• **Excerpt**:

##############################

Notwithstanding the language provided in Section (3) herein, USBFS is in  no way absolved from any duties and responsibilities set forth in Section two (2) of this Agreement, including performing tolerance checks, reviewing the current day’s activities on a per-share basis and reviewing changes in market value. For instance, USBFS will review daily exception reports to examine securities which exceed set tolerance levels and check those identified securities against a secondary source to confirm the change is due to normal business activity. USBFS shall reimburse Company for any payments made by Company for services contained in this paragraph F herein, that USBFS fails to perform.

 
F. 
Neither Company, nor IDC, shall be liable for (i) any special, direct or consequential damages (even if advised of the possibility of such), (ii) any delay by reason of circumstances beyond its control, including acts of civil or military authority, national emergencies, labor difficulties, fire, mechanical breakdown, flood or catastrophe, acts of God, insurrection, war, riots, or failure beyond its control of transportation or power supply, or (iii) any claim that arose more than one year prior to the institution of suit thereof.
 
 
G.
Company acknowledges that IDC’s third party data suppliers may have the right to cause the termination of USBFS’ provision of IDC’s services to Company, with or without notice, and that neither any third party data supplier nor IDC shall have any liability in connection therewith.  This paragraph shall not have any effect upon the standard of care and liability of USBFS as set forth in Section 8 of this Agreement.
 
 
H.
For each valuation date, USBFS shall obtain prices from a pricing source recommended by USBFS and approved by the Board of Directors and apply those prices to the portfolio positions of the Fund.  For those securities where market quotations are not readily available, the Board of Directors shall approve, in good faith, procedures for determining the fair value for such securities.

 
I.

##############################

• **Excerpted data**:

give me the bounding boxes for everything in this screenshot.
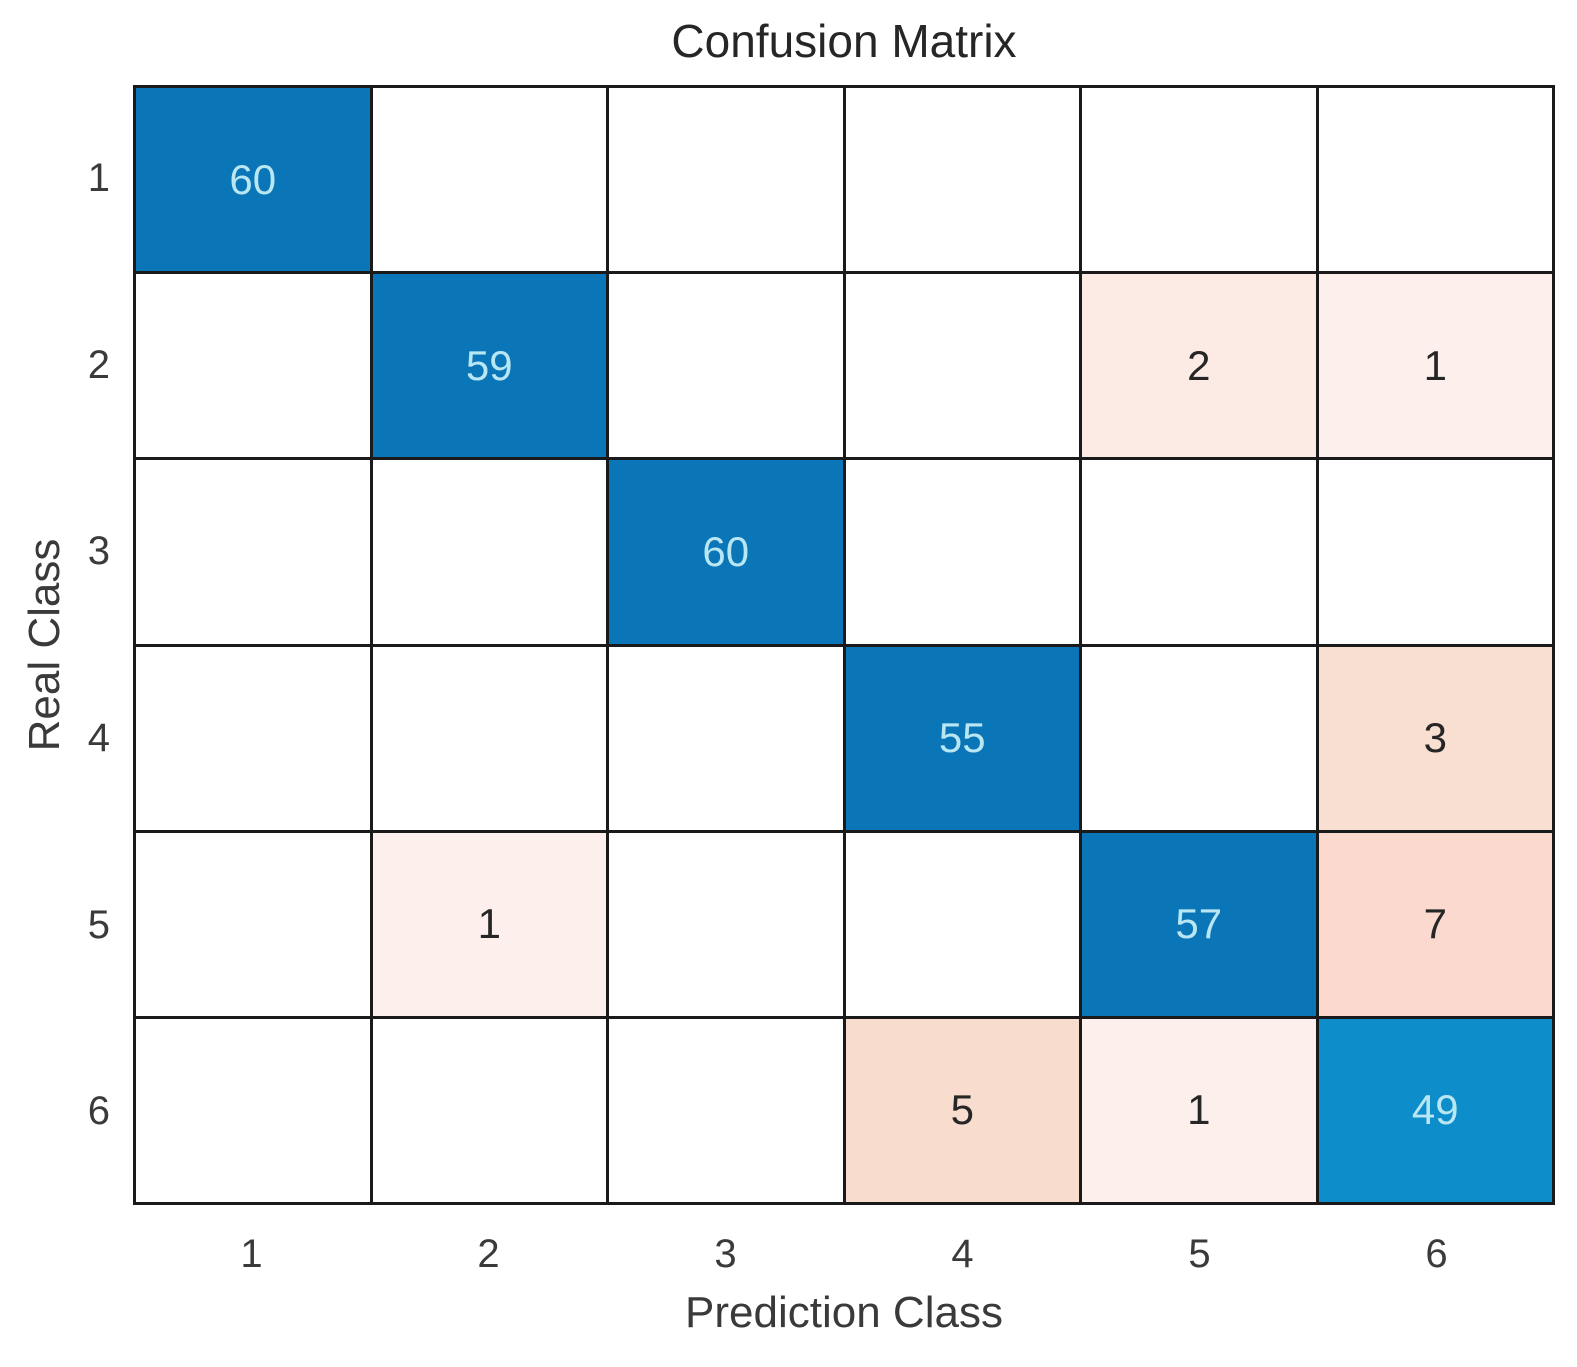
x-tick-label-5: 5 bbox=[1188, 1231, 1211, 1276]
matrix-cell-r3-c4 bbox=[845, 460, 1079, 644]
y-axis-ticks: 1 2 3 4 5 6 bbox=[0, 85, 116, 1205]
x-axis-label: Prediction Class bbox=[685, 1288, 1003, 1337]
matrix-cell-r3-c6 bbox=[1318, 460, 1552, 644]
matrix-cell-r6-c5: 1 bbox=[1082, 1018, 1316, 1202]
matrix-cell-r4-c4: 55 bbox=[845, 646, 1079, 830]
matrix-cell-r6-c4: 5 bbox=[845, 1018, 1079, 1202]
matrix-cell-r1-c1: 60 bbox=[136, 88, 370, 272]
matrix-cell-r5-c4 bbox=[845, 832, 1079, 1016]
matrix-cell-r3-c3: 60 bbox=[609, 460, 843, 644]
chart-title: Confusion Matrix bbox=[671, 15, 1017, 67]
matrix-cell-r3-c5 bbox=[1082, 460, 1316, 644]
matrix-cell-r2-c3 bbox=[609, 274, 843, 458]
matrix-cell-r6-c2 bbox=[372, 1018, 606, 1202]
matrix-cell-r2-c4 bbox=[845, 274, 1079, 458]
matrix-cell-r2-c1 bbox=[136, 274, 370, 458]
y-tick-label-6: 6 bbox=[87, 1089, 110, 1134]
matrix-cell-r5-c2: 1 bbox=[372, 832, 606, 1016]
matrix-cell-r3-c1 bbox=[136, 460, 370, 644]
x-tick-label-3: 3 bbox=[714, 1231, 737, 1276]
matrix-cell-r6-c6: 49 bbox=[1318, 1018, 1552, 1202]
y-tick-label-3: 3 bbox=[87, 529, 110, 574]
matrix-cell-r1-c5 bbox=[1082, 88, 1316, 272]
x-tick-label-6: 6 bbox=[1425, 1231, 1448, 1276]
matrix-cell-r3-c2 bbox=[372, 460, 606, 644]
matrix-cell-r1-c6 bbox=[1318, 88, 1552, 272]
matrix-cell-r5-c5: 57 bbox=[1082, 832, 1316, 1016]
x-tick-label-4: 4 bbox=[951, 1231, 974, 1276]
x-tick-label-1: 1 bbox=[240, 1231, 263, 1276]
y-tick-label-5: 5 bbox=[87, 902, 110, 947]
y-tick-label-2: 2 bbox=[87, 342, 110, 387]
y-tick-label-1: 1 bbox=[87, 155, 110, 200]
matrix-cell-r4-c3 bbox=[609, 646, 843, 830]
matrix-cell-r1-c4 bbox=[845, 88, 1079, 272]
matrix-cell-r4-c1 bbox=[136, 646, 370, 830]
matrix-cell-r2-c5: 2 bbox=[1082, 274, 1316, 458]
matrix-cell-r4-c2 bbox=[372, 646, 606, 830]
confusion-matrix-grid: 60 59 2 1 60 55 3 1 57 7 5 1 49 bbox=[133, 85, 1555, 1205]
matrix-cell-r2-c2: 59 bbox=[372, 274, 606, 458]
matrix-cell-r1-c2 bbox=[372, 88, 606, 272]
matrix-cell-r5-c6: 7 bbox=[1318, 832, 1552, 1016]
matrix-cell-r2-c6: 1 bbox=[1318, 274, 1552, 458]
matrix-cell-r5-c1 bbox=[136, 832, 370, 1016]
matrix-cell-r4-c5 bbox=[1082, 646, 1316, 830]
matrix-cell-r6-c3 bbox=[609, 1018, 843, 1202]
y-tick-label-4: 4 bbox=[87, 715, 110, 760]
x-tick-label-2: 2 bbox=[477, 1231, 500, 1276]
x-axis-ticks: 1 2 3 4 5 6 bbox=[133, 1222, 1555, 1286]
matrix-cell-r6-c1 bbox=[136, 1018, 370, 1202]
matrix-cell-r5-c3 bbox=[609, 832, 843, 1016]
matrix-cell-r1-c3 bbox=[609, 88, 843, 272]
matrix-cell-r4-c6: 3 bbox=[1318, 646, 1552, 830]
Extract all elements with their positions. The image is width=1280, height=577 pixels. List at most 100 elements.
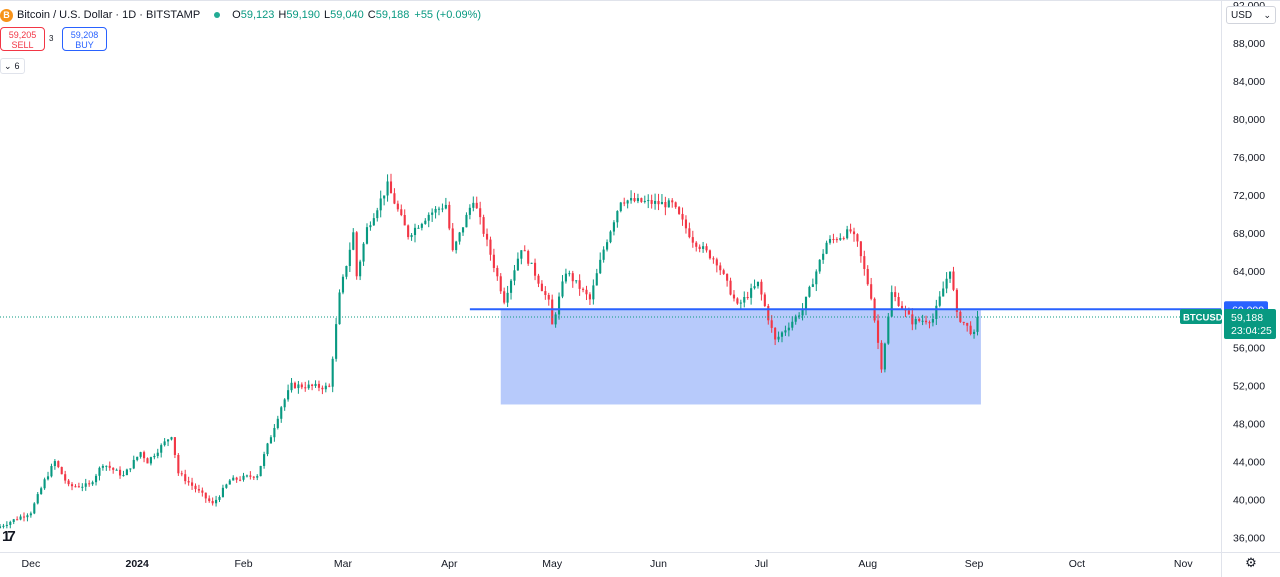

##############################

• **Stated exercise**: Copy out the entire agreement excerpt above word for word.

• **Right answer**:
Notwithstanding the language provided in Section (3) herein, USBFS is in  no way absolved from any duties and responsibilities set forth in Section two (2) of this Agreement, including performing tolerance checks, reviewing the current day’s activities on a per-share basis and reviewing changes in market value. For instance, USBFS will review daily exception reports to examine securities which exceed set tolerance levels and check those identified securities against a secondary source to confirm the change is due to normal business activity. USBFS shall reimburse Company for any payments made by Company for services contained in this paragraph F herein, that USBFS fails to perform.

 
F. 
Neither Company, nor IDC, shall be liable for (i) any special, direct or consequential damages (even if advised of the possibility of such), (ii) any delay by reason of circumstances beyond its control, including acts of civil or military authority, national emergencies, labor difficulties, fire, mechanical breakdown, flood or catastrophe, acts of God, insurrection, war, riots, or failure beyond its control of transportation or power supply, or (iii) any claim that arose more than one year prior to the institution of suit thereof.
 
 
G.
Company acknowledges that IDC’s third party data suppliers may have the right to cause the termination of USBFS’ provision of IDC’s services to Company, with or without notice, and that neither any third party data supplier nor IDC shall have any liability in connection therewith.  This paragraph shall not have any effect upon the standard of care and liability of USBFS as set forth in Section 8 of this Agreement.
 
 
H.
For each valuation date, USBFS shall obtain prices from a pricing source recommended by USBFS and approved by the Board of Directors and apply those prices to the portfolio positions of the Fund.  For those securities where market quotations are not readily available, the Board of Directors shall approve, in good faith, procedures for determining the fair value for such securities.

 
I.